[START Entries shown]
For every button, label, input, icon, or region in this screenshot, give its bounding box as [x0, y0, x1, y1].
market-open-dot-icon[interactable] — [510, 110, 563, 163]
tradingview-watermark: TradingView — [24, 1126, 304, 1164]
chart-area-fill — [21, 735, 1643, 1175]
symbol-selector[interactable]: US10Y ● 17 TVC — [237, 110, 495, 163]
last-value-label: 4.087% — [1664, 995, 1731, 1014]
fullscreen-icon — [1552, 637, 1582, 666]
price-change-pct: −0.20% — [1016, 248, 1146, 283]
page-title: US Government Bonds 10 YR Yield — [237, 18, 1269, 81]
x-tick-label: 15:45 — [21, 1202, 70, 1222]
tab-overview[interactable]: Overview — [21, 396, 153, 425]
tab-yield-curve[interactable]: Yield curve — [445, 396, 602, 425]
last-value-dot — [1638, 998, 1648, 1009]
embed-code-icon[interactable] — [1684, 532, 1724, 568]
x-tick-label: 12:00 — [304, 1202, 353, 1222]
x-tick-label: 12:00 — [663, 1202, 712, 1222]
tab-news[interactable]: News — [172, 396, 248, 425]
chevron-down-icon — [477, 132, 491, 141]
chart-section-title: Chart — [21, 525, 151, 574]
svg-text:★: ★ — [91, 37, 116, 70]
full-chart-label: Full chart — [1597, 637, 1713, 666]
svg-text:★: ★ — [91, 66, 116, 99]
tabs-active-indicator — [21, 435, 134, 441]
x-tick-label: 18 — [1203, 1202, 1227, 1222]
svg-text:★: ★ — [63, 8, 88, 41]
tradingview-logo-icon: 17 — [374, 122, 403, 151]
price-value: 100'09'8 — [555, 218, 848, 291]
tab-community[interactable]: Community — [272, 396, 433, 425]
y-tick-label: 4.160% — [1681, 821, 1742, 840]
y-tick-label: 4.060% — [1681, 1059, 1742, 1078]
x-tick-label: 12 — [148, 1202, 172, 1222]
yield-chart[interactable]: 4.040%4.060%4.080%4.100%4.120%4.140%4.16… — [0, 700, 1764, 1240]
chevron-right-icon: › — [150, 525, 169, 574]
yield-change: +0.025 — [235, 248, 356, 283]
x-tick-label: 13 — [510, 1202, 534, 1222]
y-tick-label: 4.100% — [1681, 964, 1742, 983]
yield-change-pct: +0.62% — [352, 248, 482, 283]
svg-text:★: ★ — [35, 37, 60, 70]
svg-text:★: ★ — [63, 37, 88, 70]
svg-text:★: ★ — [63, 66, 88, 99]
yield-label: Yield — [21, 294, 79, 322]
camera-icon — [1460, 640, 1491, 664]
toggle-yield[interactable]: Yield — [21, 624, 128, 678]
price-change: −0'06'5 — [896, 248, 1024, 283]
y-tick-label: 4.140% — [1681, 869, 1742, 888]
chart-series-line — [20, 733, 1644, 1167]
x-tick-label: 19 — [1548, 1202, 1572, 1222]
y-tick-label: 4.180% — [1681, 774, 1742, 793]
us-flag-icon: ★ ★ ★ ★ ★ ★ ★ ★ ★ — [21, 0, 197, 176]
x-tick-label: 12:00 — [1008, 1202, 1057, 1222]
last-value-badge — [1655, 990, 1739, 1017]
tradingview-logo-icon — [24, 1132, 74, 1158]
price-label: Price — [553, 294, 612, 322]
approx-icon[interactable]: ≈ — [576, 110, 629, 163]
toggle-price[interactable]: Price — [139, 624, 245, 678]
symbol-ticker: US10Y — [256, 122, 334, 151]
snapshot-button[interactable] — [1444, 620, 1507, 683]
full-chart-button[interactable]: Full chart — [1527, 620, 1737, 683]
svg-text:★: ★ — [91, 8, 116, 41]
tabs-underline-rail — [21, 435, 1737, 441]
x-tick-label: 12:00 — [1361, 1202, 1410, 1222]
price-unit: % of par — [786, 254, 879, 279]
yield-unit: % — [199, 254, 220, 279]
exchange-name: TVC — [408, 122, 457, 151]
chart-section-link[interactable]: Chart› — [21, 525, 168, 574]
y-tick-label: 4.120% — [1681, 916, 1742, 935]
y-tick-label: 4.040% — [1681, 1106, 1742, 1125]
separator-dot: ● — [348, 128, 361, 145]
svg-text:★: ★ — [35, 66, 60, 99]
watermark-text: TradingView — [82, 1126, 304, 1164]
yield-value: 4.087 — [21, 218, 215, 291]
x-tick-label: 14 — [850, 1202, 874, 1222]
[END Entries shown]
**Instruction**.
Retype the records word for word, everything from the very first line down to and including the line that contains "yield-change: +0.025 — [235, 248, 356, 283]".

**Full response**.
For every button, label, input, icon, or region in this screenshot, give its bounding box as [x0, y0, x1, y1].
market-open-dot-icon[interactable] — [510, 110, 563, 163]
tradingview-watermark: TradingView — [24, 1126, 304, 1164]
chart-area-fill — [21, 735, 1643, 1175]
symbol-selector[interactable]: US10Y ● 17 TVC — [237, 110, 495, 163]
last-value-label: 4.087% — [1664, 995, 1731, 1014]
fullscreen-icon — [1552, 637, 1582, 666]
price-change-pct: −0.20% — [1016, 248, 1146, 283]
page-title: US Government Bonds 10 YR Yield — [237, 18, 1269, 81]
x-tick-label: 15:45 — [21, 1202, 70, 1222]
tab-overview[interactable]: Overview — [21, 396, 153, 425]
tab-yield-curve[interactable]: Yield curve — [445, 396, 602, 425]
last-value-dot — [1638, 998, 1648, 1009]
embed-code-icon[interactable] — [1684, 532, 1724, 568]
x-tick-label: 12:00 — [304, 1202, 353, 1222]
x-tick-label: 12:00 — [663, 1202, 712, 1222]
tab-news[interactable]: News — [172, 396, 248, 425]
chevron-down-icon — [477, 132, 491, 141]
chart-section-title: Chart — [21, 525, 151, 574]
svg-text:★: ★ — [91, 37, 116, 70]
full-chart-label: Full chart — [1597, 637, 1713, 666]
svg-text:★: ★ — [91, 66, 116, 99]
tabs-active-indicator — [21, 435, 134, 441]
x-tick-label: 18 — [1203, 1202, 1227, 1222]
svg-text:★: ★ — [63, 8, 88, 41]
tradingview-logo-icon: 17 — [374, 122, 403, 151]
price-value: 100'09'8 — [555, 218, 848, 291]
tab-community[interactable]: Community — [272, 396, 433, 425]
y-tick-label: 4.160% — [1681, 821, 1742, 840]
y-tick-label: 4.060% — [1681, 1059, 1742, 1078]
x-tick-label: 12 — [148, 1202, 172, 1222]
yield-chart[interactable]: 4.040%4.060%4.080%4.100%4.120%4.140%4.16… — [0, 700, 1764, 1240]
chevron-right-icon: › — [150, 525, 169, 574]
yield-change: +0.025 — [235, 248, 356, 283]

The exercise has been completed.